(Data records)
—————
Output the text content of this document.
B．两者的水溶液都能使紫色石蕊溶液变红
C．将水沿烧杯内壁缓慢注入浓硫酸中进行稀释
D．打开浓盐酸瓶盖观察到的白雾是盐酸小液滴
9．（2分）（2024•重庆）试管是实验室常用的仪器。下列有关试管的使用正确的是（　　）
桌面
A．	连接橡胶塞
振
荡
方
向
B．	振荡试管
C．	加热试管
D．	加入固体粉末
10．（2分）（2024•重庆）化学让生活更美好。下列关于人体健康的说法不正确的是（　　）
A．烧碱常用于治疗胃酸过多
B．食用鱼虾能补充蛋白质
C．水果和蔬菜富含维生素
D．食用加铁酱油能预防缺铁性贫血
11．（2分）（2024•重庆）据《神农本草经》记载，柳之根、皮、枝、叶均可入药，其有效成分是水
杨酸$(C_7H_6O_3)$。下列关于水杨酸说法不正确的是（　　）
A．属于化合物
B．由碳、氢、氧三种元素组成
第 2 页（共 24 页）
—————
> GIVEN PROBLEM:
Retype the whole listing above exactly.

> THE SOLUTION:
Output the text content of this document.
B．两者的水溶液都能使紫色石蕊溶液变红
C．将水沿烧杯内壁缓慢注入浓硫酸中进行稀释
D．打开浓盐酸瓶盖观察到的白雾是盐酸小液滴
9．（2分）（2024•重庆）试管是实验室常用的仪器。下列有关试管的使用正确的是（　　）
桌面
A．	连接橡胶塞
振
荡
方
向
B．	振荡试管
C．	加热试管
D．	加入固体粉末
10．（2分）（2024•重庆）化学让生活更美好。下列关于人体健康的说法不正确的是（　　）
A．烧碱常用于治疗胃酸过多
B．食用鱼虾能补充蛋白质
C．水果和蔬菜富含维生素
D．食用加铁酱油能预防缺铁性贫血
11．（2分）（2024•重庆）据《神农本草经》记载，柳之根、皮、枝、叶均可入药，其有效成分是水
杨酸$(C_7H_6O_3)$。下列关于水杨酸说法不正确的是（　　）
A．属于化合物
B．由碳、氢、氧三种元素组成
第 2 页（共 24 页）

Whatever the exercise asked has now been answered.